## What is being asked
Please copy each line of the records below that includes the word "Original".

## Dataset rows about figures
------------------------
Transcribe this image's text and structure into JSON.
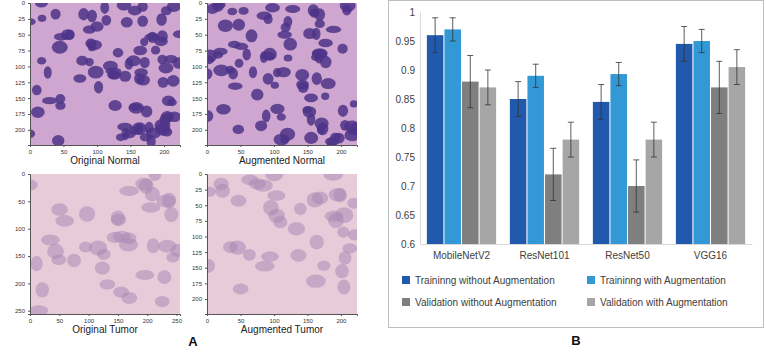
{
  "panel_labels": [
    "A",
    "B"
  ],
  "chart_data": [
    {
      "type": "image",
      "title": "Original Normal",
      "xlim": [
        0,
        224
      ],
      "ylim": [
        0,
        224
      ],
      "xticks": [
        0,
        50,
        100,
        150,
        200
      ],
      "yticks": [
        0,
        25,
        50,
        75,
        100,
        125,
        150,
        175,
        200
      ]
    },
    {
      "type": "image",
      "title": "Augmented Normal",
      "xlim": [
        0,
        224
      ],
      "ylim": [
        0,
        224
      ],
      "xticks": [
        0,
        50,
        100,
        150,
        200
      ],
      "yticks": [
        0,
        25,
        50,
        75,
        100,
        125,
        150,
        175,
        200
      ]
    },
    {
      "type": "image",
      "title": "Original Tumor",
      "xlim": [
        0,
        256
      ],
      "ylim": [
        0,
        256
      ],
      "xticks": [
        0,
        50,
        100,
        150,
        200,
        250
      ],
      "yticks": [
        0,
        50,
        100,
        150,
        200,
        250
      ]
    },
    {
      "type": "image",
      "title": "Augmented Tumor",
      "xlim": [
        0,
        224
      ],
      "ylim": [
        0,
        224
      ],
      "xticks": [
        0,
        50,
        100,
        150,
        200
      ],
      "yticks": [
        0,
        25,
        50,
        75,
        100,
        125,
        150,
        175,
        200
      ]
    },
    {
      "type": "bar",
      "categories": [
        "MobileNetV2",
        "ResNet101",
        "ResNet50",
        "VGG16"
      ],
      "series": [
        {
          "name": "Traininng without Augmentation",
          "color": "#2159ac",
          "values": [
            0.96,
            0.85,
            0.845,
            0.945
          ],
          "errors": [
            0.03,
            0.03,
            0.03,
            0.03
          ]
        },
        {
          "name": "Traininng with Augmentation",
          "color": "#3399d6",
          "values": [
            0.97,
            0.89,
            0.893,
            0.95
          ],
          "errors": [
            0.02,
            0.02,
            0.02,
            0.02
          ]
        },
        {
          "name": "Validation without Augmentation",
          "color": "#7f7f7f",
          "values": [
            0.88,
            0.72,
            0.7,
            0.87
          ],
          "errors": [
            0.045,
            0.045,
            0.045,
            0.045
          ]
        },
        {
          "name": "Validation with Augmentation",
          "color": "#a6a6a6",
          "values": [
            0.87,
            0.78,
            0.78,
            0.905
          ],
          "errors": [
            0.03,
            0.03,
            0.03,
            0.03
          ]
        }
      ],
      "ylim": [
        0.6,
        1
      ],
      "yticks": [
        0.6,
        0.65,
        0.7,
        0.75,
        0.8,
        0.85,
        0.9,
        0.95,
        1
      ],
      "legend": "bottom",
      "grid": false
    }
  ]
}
------------------------
## Response below
      "title": "Original Normal",
      "title": "Original Tumor",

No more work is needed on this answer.